• _DESCRIPTION OF THE TASK_
Every line that holds the string "ASRI" is to be identified and copied.

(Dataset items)
^^^^^^^^
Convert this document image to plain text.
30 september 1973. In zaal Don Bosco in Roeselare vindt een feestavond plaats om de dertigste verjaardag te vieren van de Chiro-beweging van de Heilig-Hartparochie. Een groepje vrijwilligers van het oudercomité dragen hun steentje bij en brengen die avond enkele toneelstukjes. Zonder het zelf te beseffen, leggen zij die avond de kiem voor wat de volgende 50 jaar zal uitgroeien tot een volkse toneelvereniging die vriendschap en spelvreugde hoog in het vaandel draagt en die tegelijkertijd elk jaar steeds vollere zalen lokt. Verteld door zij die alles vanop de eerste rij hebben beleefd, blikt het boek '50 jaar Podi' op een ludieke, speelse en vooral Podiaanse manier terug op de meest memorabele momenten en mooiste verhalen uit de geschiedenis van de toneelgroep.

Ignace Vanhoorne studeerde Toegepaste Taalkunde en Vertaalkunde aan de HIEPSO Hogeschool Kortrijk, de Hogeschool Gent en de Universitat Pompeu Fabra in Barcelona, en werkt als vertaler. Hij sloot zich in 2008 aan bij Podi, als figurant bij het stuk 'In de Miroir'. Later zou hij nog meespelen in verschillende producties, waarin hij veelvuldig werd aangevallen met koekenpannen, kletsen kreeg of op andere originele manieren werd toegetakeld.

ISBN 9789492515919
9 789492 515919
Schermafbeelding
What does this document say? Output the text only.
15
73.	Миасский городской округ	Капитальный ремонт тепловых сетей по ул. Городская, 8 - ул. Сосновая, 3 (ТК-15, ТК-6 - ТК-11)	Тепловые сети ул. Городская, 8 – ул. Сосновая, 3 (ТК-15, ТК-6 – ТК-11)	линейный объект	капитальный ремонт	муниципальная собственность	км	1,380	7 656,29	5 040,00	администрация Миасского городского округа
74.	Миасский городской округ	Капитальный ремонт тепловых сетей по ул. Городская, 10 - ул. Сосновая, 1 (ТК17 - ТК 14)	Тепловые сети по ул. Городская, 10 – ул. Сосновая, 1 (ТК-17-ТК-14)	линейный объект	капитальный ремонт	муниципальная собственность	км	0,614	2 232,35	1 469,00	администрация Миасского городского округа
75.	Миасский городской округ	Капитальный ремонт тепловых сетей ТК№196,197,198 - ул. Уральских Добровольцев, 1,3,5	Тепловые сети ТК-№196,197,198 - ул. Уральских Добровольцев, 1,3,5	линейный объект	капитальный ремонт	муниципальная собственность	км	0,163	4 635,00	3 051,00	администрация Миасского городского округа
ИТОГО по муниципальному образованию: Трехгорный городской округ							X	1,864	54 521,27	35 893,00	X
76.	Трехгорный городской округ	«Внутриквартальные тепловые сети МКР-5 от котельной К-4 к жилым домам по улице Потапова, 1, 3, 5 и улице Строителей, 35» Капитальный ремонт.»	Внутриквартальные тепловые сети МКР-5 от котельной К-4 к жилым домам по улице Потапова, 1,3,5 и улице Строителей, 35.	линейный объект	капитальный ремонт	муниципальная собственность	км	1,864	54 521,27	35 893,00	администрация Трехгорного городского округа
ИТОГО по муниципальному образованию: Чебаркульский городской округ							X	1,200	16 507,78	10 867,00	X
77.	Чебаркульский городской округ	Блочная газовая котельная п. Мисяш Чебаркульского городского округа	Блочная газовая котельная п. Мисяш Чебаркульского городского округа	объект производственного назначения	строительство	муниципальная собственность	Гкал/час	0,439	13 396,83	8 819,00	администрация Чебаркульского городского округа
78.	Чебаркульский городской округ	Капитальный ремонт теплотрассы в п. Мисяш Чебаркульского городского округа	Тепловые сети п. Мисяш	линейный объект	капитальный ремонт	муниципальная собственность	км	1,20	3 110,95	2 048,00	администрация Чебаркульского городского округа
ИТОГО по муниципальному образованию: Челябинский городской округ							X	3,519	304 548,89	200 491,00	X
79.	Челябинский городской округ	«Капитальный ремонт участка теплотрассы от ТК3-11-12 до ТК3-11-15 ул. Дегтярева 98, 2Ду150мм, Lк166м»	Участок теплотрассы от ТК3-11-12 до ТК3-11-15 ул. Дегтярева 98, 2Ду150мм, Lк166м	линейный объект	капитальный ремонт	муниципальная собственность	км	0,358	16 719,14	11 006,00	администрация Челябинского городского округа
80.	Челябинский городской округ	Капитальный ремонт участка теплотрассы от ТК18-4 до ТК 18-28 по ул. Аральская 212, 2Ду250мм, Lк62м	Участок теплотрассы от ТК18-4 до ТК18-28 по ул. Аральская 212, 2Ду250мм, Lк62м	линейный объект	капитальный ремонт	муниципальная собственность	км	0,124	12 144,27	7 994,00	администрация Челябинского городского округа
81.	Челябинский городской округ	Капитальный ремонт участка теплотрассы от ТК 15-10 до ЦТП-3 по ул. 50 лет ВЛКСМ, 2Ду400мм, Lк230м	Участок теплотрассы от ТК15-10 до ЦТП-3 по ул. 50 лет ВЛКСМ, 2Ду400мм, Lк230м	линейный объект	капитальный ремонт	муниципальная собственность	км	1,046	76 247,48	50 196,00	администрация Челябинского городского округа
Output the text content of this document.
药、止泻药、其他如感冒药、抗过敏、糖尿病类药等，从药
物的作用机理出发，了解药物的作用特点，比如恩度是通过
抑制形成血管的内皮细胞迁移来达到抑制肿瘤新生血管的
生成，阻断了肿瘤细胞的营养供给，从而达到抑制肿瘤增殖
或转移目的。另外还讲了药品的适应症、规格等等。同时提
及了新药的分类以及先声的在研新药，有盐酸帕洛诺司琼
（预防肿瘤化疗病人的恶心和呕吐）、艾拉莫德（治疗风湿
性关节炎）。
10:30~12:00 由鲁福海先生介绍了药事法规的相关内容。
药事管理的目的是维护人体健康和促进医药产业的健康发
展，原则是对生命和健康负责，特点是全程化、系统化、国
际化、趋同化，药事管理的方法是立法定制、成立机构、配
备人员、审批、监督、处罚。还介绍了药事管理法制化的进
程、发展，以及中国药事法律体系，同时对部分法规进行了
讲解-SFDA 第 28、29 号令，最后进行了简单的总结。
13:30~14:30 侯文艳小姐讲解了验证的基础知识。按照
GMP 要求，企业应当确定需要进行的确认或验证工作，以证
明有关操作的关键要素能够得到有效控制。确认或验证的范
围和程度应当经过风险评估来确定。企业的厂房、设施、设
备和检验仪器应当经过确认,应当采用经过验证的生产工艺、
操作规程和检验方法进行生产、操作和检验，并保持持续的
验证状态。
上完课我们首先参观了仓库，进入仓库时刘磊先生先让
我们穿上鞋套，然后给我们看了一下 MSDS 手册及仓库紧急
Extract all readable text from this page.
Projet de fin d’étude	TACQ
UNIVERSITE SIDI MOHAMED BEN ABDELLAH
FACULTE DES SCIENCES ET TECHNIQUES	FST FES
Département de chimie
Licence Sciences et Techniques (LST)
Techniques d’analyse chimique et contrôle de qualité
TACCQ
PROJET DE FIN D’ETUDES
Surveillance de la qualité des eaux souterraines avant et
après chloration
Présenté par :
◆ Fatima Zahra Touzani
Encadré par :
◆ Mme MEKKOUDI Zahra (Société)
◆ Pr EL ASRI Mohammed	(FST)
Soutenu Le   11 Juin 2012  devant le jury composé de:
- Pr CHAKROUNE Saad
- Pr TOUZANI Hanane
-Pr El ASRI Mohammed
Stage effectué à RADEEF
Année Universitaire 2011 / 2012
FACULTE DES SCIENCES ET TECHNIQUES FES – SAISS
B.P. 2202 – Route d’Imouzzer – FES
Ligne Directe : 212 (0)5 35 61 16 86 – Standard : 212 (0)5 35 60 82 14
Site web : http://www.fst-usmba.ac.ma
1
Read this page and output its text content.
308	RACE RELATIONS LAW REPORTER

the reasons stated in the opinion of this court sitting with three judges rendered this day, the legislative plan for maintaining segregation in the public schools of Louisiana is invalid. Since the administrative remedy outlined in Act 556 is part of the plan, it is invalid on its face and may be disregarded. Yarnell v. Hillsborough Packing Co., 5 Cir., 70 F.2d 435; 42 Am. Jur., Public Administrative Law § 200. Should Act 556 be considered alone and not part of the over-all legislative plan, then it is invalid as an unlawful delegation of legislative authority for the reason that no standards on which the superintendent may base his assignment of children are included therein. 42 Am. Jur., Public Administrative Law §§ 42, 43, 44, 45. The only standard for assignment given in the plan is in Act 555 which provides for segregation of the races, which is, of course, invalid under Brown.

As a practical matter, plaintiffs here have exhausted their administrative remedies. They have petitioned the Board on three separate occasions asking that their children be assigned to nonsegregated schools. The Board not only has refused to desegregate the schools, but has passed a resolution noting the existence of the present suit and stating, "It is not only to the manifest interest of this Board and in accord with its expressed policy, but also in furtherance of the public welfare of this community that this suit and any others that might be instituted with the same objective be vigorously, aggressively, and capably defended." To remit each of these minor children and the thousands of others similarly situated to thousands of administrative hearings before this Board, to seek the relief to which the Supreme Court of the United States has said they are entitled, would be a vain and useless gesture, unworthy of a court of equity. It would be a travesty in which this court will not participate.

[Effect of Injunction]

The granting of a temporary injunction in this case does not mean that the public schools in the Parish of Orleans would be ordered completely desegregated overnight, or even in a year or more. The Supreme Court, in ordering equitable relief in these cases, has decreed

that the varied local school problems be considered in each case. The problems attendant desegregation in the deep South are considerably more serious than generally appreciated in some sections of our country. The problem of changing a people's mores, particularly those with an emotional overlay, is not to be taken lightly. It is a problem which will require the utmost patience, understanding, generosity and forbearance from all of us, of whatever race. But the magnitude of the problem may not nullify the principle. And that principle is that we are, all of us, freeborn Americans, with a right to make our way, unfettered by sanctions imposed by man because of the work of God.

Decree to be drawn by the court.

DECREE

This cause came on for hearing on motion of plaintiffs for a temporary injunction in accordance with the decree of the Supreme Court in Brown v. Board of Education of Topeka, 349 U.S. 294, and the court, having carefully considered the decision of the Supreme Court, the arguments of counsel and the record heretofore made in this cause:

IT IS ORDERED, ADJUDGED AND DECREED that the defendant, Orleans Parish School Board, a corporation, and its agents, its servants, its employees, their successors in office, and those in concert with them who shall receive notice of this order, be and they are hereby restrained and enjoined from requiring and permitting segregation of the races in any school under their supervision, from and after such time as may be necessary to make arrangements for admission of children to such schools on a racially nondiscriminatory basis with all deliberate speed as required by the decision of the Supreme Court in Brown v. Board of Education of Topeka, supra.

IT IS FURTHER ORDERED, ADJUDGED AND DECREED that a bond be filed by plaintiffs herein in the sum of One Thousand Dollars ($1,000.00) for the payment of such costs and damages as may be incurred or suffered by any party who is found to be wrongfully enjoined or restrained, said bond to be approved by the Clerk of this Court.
^^^^^^^^
• _REPLY TO THE TASK_
◆ Pr EL ASRI Mohammed	(FST)
-Pr El ASRI Mohammed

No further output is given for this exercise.